Records provided:
○ ○ ○

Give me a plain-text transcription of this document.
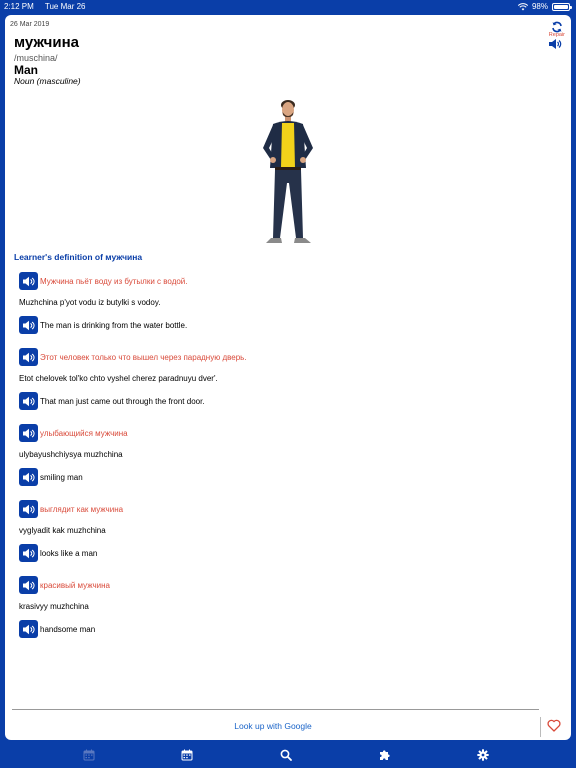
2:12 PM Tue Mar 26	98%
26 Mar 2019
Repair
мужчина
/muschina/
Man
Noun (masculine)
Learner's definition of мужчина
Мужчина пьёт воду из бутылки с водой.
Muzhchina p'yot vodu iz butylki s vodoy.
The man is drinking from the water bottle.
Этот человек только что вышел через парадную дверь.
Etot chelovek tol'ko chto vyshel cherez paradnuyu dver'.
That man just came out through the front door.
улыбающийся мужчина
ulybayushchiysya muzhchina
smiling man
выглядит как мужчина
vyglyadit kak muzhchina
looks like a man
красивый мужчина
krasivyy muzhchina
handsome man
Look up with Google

○ ○ ○

Instructions to follow: Quote in full the listing given above; the images are to be left out.

Response:
Give me a plain-text transcription of this document.
2:12 PM Tue Mar 26	98%
26 Mar 2019
Repair
мужчина
/muschina/
Man
Noun (masculine)
Learner's definition of мужчина
Мужчина пьёт воду из бутылки с водой.
Muzhchina p'yot vodu iz butylki s vodoy.
The man is drinking from the water bottle.
Этот человек только что вышел через парадную дверь.
Etot chelovek tol'ko chto vyshel cherez paradnuyu dver'.
That man just came out through the front door.
улыбающийся мужчина
ulybayushchiysya muzhchina
smiling man
выглядит как мужчина
vyglyadit kak muzhchina
looks like a man
красивый мужчина
krasivyy muzhchina
handsome man
Look up with Google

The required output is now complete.